▼

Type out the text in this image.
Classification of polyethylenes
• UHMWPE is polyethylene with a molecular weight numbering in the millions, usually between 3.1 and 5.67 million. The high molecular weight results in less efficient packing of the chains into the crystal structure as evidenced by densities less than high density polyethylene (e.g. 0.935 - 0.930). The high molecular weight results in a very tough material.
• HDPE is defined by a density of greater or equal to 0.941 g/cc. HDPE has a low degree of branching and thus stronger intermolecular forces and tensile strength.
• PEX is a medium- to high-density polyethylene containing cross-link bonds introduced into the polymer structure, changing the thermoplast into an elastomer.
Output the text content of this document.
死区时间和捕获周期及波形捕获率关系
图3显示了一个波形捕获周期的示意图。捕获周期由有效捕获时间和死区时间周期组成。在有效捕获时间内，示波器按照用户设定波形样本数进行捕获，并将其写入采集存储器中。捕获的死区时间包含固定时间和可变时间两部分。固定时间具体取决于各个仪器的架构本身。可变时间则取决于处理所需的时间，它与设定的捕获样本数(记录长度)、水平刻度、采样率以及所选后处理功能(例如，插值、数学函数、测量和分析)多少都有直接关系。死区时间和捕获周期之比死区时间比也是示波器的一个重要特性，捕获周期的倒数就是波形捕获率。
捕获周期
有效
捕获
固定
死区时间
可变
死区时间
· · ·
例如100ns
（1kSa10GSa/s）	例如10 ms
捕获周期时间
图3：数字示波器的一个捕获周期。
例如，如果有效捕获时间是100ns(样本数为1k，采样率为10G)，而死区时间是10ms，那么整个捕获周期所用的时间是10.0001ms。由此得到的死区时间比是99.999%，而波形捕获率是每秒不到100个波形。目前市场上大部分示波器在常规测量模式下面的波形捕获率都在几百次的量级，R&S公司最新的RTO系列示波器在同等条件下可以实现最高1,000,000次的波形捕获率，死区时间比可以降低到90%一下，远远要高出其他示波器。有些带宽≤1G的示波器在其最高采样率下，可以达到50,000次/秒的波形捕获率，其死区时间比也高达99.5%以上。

▲

Task >>
Return the listing above word for word.

Task response >>
Type out the text in this image.
Classification of polyethylenes
• UHMWPE is polyethylene with a molecular weight numbering in the millions, usually between 3.1 and 5.67 million. The high molecular weight results in less efficient packing of the chains into the crystal structure as evidenced by densities less than high density polyethylene (e.g. 0.935 - 0.930). The high molecular weight results in a very tough material.
• HDPE is defined by a density of greater or equal to 0.941 g/cc. HDPE has a low degree of branching and thus stronger intermolecular forces and tensile strength.
• PEX is a medium- to high-density polyethylene containing cross-link bonds introduced into the polymer structure, changing the thermoplast into an elastomer.
Output the text content of this document.
死区时间和捕获周期及波形捕获率关系
图3显示了一个波形捕获周期的示意图。捕获周期由有效捕获时间和死区时间周期组成。在有效捕获时间内，示波器按照用户设定波形样本数进行捕获，并将其写入采集存储器中。捕获的死区时间包含固定时间和可变时间两部分。固定时间具体取决于各个仪器的架构本身。可变时间则取决于处理所需的时间，它与设定的捕获样本数(记录长度)、水平刻度、采样率以及所选后处理功能(例如，插值、数学函数、测量和分析)多少都有直接关系。死区时间和捕获周期之比死区时间比也是示波器的一个重要特性，捕获周期的倒数就是波形捕获率。
捕获周期
有效
捕获
固定
死区时间
可变
死区时间
· · ·
例如100ns
（1kSa10GSa/s）	例如10 ms
捕获周期时间
图3：数字示波器的一个捕获周期。
例如，如果有效捕获时间是100ns(样本数为1k，采样率为10G)，而死区时间是10ms，那么整个捕获周期所用的时间是10.0001ms。由此得到的死区时间比是99.999%，而波形捕获率是每秒不到100个波形。目前市场上大部分示波器在常规测量模式下面的波形捕获率都在几百次的量级，R&S公司最新的RTO系列示波器在同等条件下可以实现最高1,000,000次的波形捕获率，死区时间比可以降低到90%一下，远远要高出其他示波器。有些带宽≤1G的示波器在其最高采样率下，可以达到50,000次/秒的波形捕获率，其死区时间比也高达99.5%以上。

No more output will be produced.